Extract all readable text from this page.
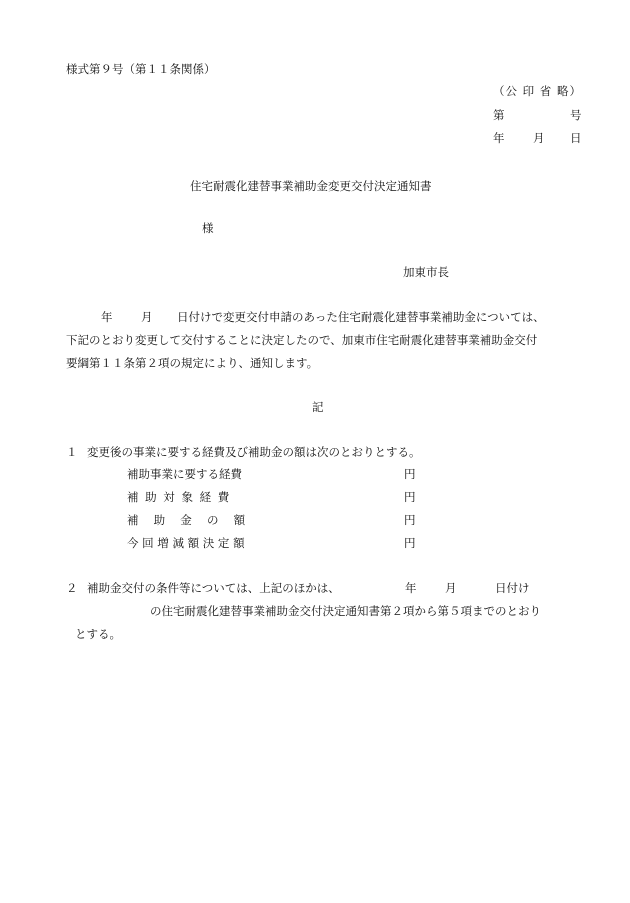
様式第９号（第１１条関係）
（公 印 省 略）
第	号
年 月 日
住宅耐震化建替事業補助金変更交付決定通知書
様
加東市長
年 月 日付けで変更交付申請のあった住宅耐震化建替事業補助金については、
下記のとおり変更して交付することに決定したので、加東市住宅耐震化建替事業補助金交付
要綱第１１条第２項の規定により、通知します。
記
１ 変更後の事業に要する経費及び補助金の額は次のとおりとする。
補助事業に要する経費	円
補 助 対 象 経 費	円
補　 助 　金 　の 　額	円
今 回 増 減 額 決 定 額	円
２ 補助金交付の条件等については、上記のほかは、	年 月	日付け
の住宅耐震化建替事業補助金交付決定通知書第２項から第５項までのとおり
とする。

_ _ _ _

Without the pictures, print the records in full, exactly as they appear.

Extract all readable text from this page.
様式第９号（第１１条関係）
（公 印 省 略）
第	号
年 月 日
住宅耐震化建替事業補助金変更交付決定通知書
様
加東市長
年 月 日付けで変更交付申請のあった住宅耐震化建替事業補助金については、
下記のとおり変更して交付することに決定したので、加東市住宅耐震化建替事業補助金交付
要綱第１１条第２項の規定により、通知します。
記
１ 変更後の事業に要する経費及び補助金の額は次のとおりとする。
補助事業に要する経費	円
補 助 対 象 経 費	円
補　 助 　金 　の 　額	円
今 回 増 減 額 決 定 額	円
２ 補助金交付の条件等については、上記のほかは、	年 月	日付け
の住宅耐震化建替事業補助金交付決定通知書第２項から第５項までのとおり
とする。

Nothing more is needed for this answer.